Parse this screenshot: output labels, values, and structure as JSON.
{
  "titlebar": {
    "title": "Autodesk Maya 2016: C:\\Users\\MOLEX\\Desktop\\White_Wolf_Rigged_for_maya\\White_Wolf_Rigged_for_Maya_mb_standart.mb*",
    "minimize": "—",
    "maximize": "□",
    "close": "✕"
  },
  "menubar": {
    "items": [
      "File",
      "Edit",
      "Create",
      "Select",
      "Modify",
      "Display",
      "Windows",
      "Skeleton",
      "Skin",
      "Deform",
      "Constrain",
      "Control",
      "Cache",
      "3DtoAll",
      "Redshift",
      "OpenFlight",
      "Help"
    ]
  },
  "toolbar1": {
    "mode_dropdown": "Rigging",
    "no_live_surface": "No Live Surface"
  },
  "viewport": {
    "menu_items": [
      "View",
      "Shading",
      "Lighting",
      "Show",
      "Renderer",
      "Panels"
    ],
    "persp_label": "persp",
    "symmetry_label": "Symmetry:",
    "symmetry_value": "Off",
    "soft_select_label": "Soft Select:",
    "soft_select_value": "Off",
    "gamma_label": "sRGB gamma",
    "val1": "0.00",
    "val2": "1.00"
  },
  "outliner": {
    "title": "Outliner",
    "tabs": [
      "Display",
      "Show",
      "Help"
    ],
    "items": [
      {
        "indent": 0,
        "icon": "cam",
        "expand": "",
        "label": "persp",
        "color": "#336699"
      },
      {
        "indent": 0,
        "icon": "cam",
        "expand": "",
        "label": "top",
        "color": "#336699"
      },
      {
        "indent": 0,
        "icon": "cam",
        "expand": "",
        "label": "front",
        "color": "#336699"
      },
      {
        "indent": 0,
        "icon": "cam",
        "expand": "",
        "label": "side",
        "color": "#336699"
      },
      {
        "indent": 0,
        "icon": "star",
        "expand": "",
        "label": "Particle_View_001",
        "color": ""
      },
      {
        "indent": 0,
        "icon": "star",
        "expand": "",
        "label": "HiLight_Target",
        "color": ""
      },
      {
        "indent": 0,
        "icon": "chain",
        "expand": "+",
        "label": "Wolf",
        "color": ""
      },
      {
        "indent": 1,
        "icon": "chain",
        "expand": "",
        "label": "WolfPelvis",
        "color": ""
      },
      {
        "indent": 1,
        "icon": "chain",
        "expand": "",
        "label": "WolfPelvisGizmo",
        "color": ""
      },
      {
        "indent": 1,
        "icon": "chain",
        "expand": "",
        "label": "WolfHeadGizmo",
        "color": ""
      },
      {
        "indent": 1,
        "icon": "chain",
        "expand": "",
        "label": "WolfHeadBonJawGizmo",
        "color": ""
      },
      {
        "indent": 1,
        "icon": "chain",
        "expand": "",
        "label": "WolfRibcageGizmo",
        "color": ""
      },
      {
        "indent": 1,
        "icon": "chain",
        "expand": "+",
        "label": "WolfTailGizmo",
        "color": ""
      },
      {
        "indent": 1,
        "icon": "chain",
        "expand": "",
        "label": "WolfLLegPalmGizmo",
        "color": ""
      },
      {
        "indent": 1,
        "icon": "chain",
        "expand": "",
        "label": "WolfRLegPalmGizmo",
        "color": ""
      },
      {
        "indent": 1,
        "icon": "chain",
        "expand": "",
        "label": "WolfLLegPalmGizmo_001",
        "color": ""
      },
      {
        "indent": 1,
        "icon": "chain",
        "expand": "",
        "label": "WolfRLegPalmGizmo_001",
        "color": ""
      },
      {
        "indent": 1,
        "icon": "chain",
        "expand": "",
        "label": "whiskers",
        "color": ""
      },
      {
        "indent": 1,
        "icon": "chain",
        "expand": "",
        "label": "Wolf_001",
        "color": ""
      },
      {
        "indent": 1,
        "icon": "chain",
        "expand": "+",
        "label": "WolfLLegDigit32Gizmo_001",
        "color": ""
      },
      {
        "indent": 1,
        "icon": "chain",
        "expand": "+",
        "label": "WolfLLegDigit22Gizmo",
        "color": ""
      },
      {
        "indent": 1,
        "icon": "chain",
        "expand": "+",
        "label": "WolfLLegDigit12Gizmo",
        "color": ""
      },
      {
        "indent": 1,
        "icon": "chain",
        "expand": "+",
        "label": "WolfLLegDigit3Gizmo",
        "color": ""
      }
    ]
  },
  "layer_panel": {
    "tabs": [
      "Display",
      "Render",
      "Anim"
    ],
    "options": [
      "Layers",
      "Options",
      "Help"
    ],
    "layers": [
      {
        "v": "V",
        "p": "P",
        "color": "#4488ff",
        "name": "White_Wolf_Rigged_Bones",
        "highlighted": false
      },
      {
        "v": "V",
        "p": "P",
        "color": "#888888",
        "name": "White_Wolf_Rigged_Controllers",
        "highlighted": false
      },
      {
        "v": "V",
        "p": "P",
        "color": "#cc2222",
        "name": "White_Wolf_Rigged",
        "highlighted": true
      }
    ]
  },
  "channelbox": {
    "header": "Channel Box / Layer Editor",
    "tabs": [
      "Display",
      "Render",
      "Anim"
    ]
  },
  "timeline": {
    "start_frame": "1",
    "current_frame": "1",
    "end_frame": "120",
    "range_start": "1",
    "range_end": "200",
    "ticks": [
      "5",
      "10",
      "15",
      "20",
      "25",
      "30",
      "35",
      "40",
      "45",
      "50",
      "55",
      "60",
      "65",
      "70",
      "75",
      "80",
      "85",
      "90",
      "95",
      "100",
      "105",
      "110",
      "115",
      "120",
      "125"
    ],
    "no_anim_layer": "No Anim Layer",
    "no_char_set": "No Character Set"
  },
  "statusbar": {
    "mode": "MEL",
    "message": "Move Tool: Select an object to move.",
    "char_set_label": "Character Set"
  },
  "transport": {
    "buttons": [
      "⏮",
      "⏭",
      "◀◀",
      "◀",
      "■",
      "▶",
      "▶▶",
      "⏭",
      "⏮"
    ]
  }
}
● ● ● ● ●
** YOUR INSTRUCTIONS **
Copy the data above in full, character for character.

** ANSWER FOR THE TASK **
Parse this screenshot: output labels, values, and structure as JSON.
{
  "titlebar": {
    "title": "Autodesk Maya 2016: C:\\Users\\MOLEX\\Desktop\\White_Wolf_Rigged_for_maya\\White_Wolf_Rigged_for_Maya_mb_standart.mb*",
    "minimize": "—",
    "maximize": "□",
    "close": "✕"
  },
  "menubar": {
    "items": [
      "File",
      "Edit",
      "Create",
      "Select",
      "Modify",
      "Display",
      "Windows",
      "Skeleton",
      "Skin",
      "Deform",
      "Constrain",
      "Control",
      "Cache",
      "3DtoAll",
      "Redshift",
      "OpenFlight",
      "Help"
    ]
  },
  "toolbar1": {
    "mode_dropdown": "Rigging",
    "no_live_surface": "No Live Surface"
  },
  "viewport": {
    "menu_items": [
      "View",
      "Shading",
      "Lighting",
      "Show",
      "Renderer",
      "Panels"
    ],
    "persp_label": "persp",
    "symmetry_label": "Symmetry:",
    "symmetry_value": "Off",
    "soft_select_label": "Soft Select:",
    "soft_select_value": "Off",
    "gamma_label": "sRGB gamma",
    "val1": "0.00",
    "val2": "1.00"
  },
  "outliner": {
    "title": "Outliner",
    "tabs": [
      "Display",
      "Show",
      "Help"
    ],
    "items": [
      {
        "indent": 0,
        "icon": "cam",
        "expand": "",
        "label": "persp",
        "color": "#336699"
      },
      {
        "indent": 0,
        "icon": "cam",
        "expand": "",
        "label": "top",
        "color": "#336699"
      },
      {
        "indent": 0,
        "icon": "cam",
        "expand": "",
        "label": "front",
        "color": "#336699"
      },
      {
        "indent": 0,
        "icon": "cam",
        "expand": "",
        "label": "side",
        "color": "#336699"
      },
      {
        "indent": 0,
        "icon": "star",
        "expand": "",
        "label": "Particle_View_001",
        "color": ""
      },
      {
        "indent": 0,
        "icon": "star",
        "expand": "",
        "label": "HiLight_Target",
        "color": ""
      },
      {
        "indent": 0,
        "icon": "chain",
        "expand": "+",
        "label": "Wolf",
        "color": ""
      },
      {
        "indent": 1,
        "icon": "chain",
        "expand": "",
        "label": "WolfPelvis",
        "color": ""
      },
      {
        "indent": 1,
        "icon": "chain",
        "expand": "",
        "label": "WolfPelvisGizmo",
        "color": ""
      },
      {
        "indent": 1,
        "icon": "chain",
        "expand": "",
        "label": "WolfHeadGizmo",
        "color": ""
      },
      {
        "indent": 1,
        "icon": "chain",
        "expand": "",
        "label": "WolfHeadBonJawGizmo",
        "color": ""
      },
      {
        "indent": 1,
        "icon": "chain",
        "expand": "",
        "label": "WolfRibcageGizmo",
        "color": ""
      },
      {
        "indent": 1,
        "icon": "chain",
        "expand": "+",
        "label": "WolfTailGizmo",
        "color": ""
      },
      {
        "indent": 1,
        "icon": "chain",
        "expand": "",
        "label": "WolfLLegPalmGizmo",
        "color": ""
      },
      {
        "indent": 1,
        "icon": "chain",
        "expand": "",
        "label": "WolfRLegPalmGizmo",
        "color": ""
      },
      {
        "indent": 1,
        "icon": "chain",
        "expand": "",
        "label": "WolfLLegPalmGizmo_001",
        "color": ""
      },
      {
        "indent": 1,
        "icon": "chain",
        "expand": "",
        "label": "WolfRLegPalmGizmo_001",
        "color": ""
      },
      {
        "indent": 1,
        "icon": "chain",
        "expand": "",
        "label": "whiskers",
        "color": ""
      },
      {
        "indent": 1,
        "icon": "chain",
        "expand": "",
        "label": "Wolf_001",
        "color": ""
      },
      {
        "indent": 1,
        "icon": "chain",
        "expand": "+",
        "label": "WolfLLegDigit32Gizmo_001",
        "color": ""
      },
      {
        "indent": 1,
        "icon": "chain",
        "expand": "+",
        "label": "WolfLLegDigit22Gizmo",
        "color": ""
      },
      {
        "indent": 1,
        "icon": "chain",
        "expand": "+",
        "label": "WolfLLegDigit12Gizmo",
        "color": ""
      },
      {
        "indent": 1,
        "icon": "chain",
        "expand": "+",
        "label": "WolfLLegDigit3Gizmo",
        "color": ""
      }
    ]
  },
  "layer_panel": {
    "tabs": [
      "Display",
      "Render",
      "Anim"
    ],
    "options": [
      "Layers",
      "Options",
      "Help"
    ],
    "layers": [
      {
        "v": "V",
        "p": "P",
        "color": "#4488ff",
        "name": "White_Wolf_Rigged_Bones",
        "highlighted": false
      },
      {
        "v": "V",
        "p": "P",
        "color": "#888888",
        "name": "White_Wolf_Rigged_Controllers",
        "highlighted": false
      },
      {
        "v": "V",
        "p": "P",
        "color": "#cc2222",
        "name": "White_Wolf_Rigged",
        "highlighted": true
      }
    ]
  },
  "channelbox": {
    "header": "Channel Box / Layer Editor",
    "tabs": [
      "Display",
      "Render",
      "Anim"
    ]
  },
  "timeline": {
    "start_frame": "1",
    "current_frame": "1",
    "end_frame": "120",
    "range_start": "1",
    "range_end": "200",
    "ticks": [
      "5",
      "10",
      "15",
      "20",
      "25",
      "30",
      "35",
      "40",
      "45",
      "50",
      "55",
      "60",
      "65",
      "70",
      "75",
      "80",
      "85",
      "90",
      "95",
      "100",
      "105",
      "110",
      "115",
      "120",
      "125"
    ],
    "no_anim_layer": "No Anim Layer",
    "no_char_set": "No Character Set"
  },
  "statusbar": {
    "mode": "MEL",
    "message": "Move Tool: Select an object to move.",
    "char_set_label": "Character Set"
  },
  "transport": {
    "buttons": [
      "⏮",
      "⏭",
      "◀◀",
      "◀",
      "■",
      "▶",
      "▶▶",
      "⏭",
      "⏮"
    ]
  }
}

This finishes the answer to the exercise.